> DATA TO USE:
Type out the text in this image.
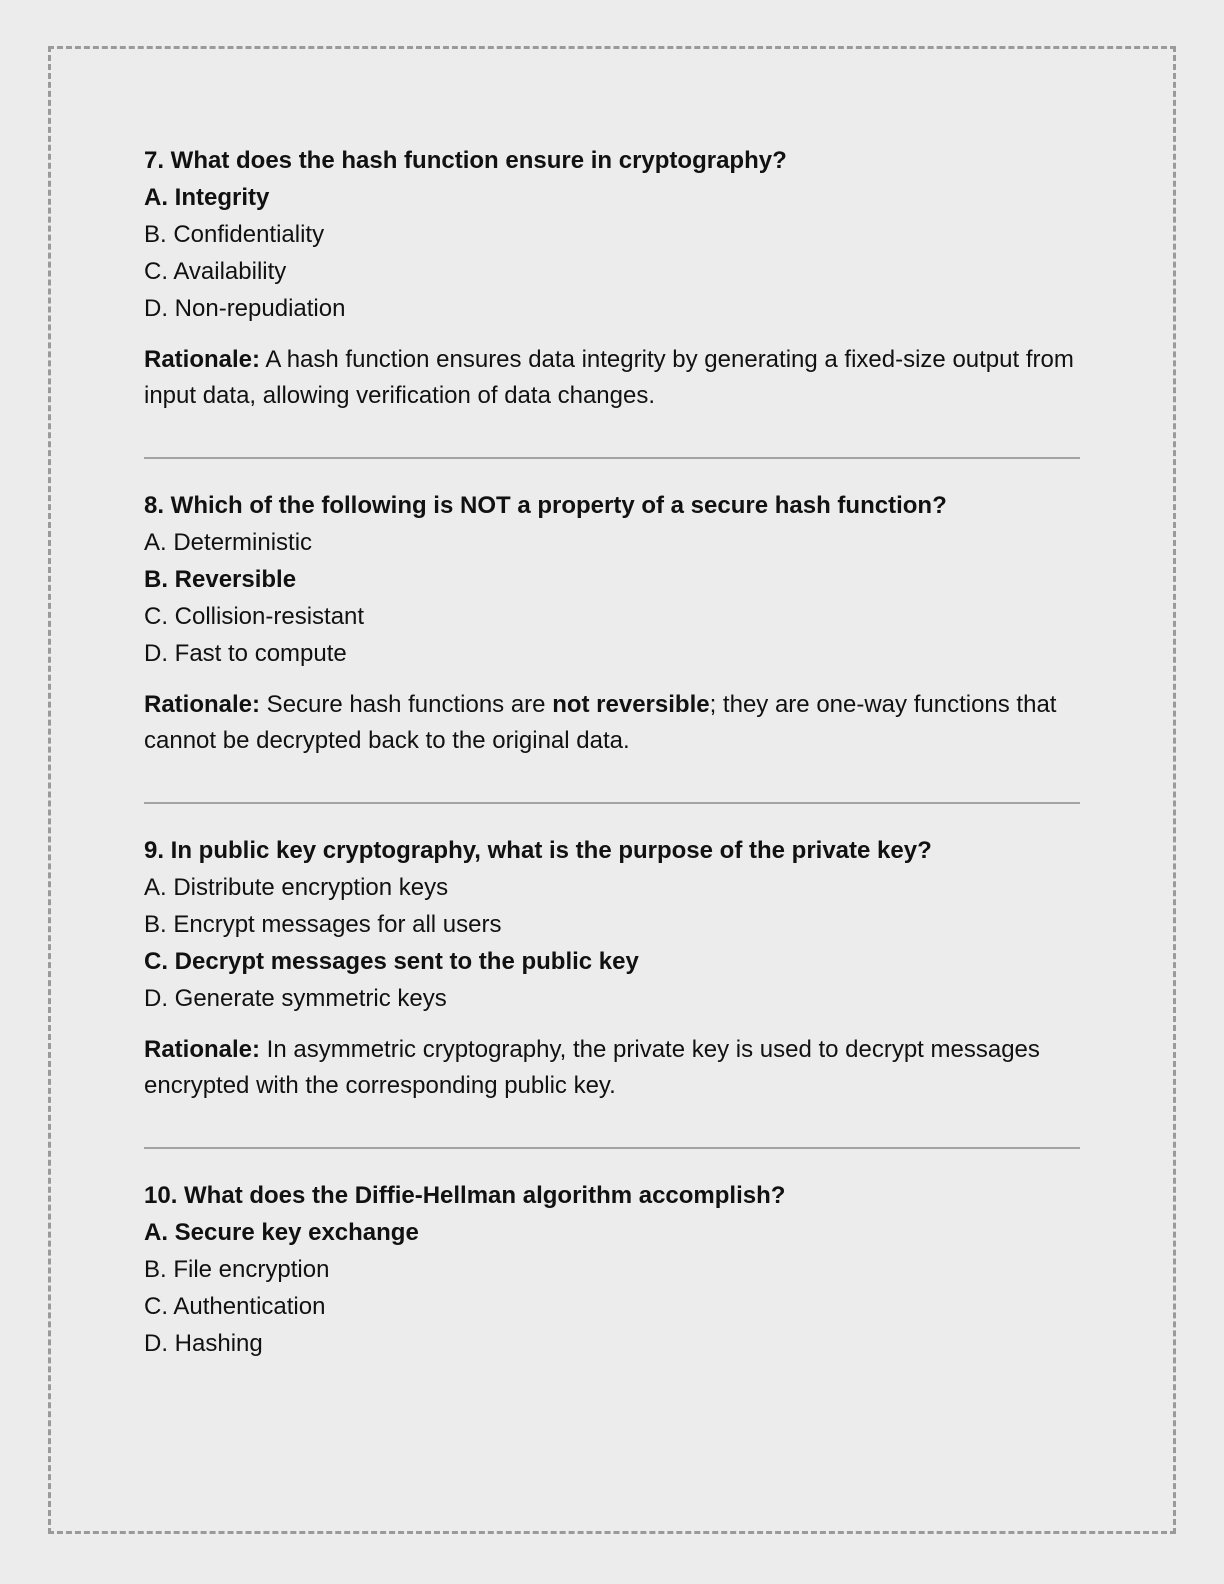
7. What does the hash function ensure in cryptography?

A. Integrity

B. Confidentiality

C. Availability

D. Non-repudiation

Rationale: A hash function ensures data integrity by generating a fixed-size output from input data, allowing verification of data changes.

8. Which of the following is NOT a property of a secure hash function?

A. Deterministic

B. Reversible

C. Collision-resistant

D. Fast to compute

Rationale: Secure hash functions are not reversible; they are one-way functions that cannot be decrypted back to the original data.

9. In public key cryptography, what is the purpose of the private key?

A. Distribute encryption keys

B. Encrypt messages for all users

C. Decrypt messages sent to the public key

D. Generate symmetric keys

Rationale: In asymmetric cryptography, the private key is used to decrypt messages encrypted with the corresponding public key.

10. What does the Diffie-Hellman algorithm accomplish?

A. Secure key exchange

B. File encryption

C. Authentication

D. Hashing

> AIM OF THE EXERCISE: Images do not belong in the copy; reproduce all other parts of the records above verbatim.

> RESPONSE TO THE EXERCISE:
Type out the text in this image.
7. What does the hash function ensure in cryptography?

A. Integrity

B. Confidentiality

C. Availability

D. Non-repudiation

Rationale: A hash function ensures data integrity by generating a fixed-size output from input data, allowing verification of data changes.

8. Which of the following is NOT a property of a secure hash function?

A. Deterministic

B. Reversible

C. Collision-resistant

D. Fast to compute

Rationale: Secure hash functions are not reversible; they are one-way functions that cannot be decrypted back to the original data.

9. In public key cryptography, what is the purpose of the private key?

A. Distribute encryption keys

B. Encrypt messages for all users

C. Decrypt messages sent to the public key

D. Generate symmetric keys

Rationale: In asymmetric cryptography, the private key is used to decrypt messages encrypted with the corresponding public key.

10. What does the Diffie-Hellman algorithm accomplish?

A. Secure key exchange

B. File encryption

C. Authentication

D. Hashing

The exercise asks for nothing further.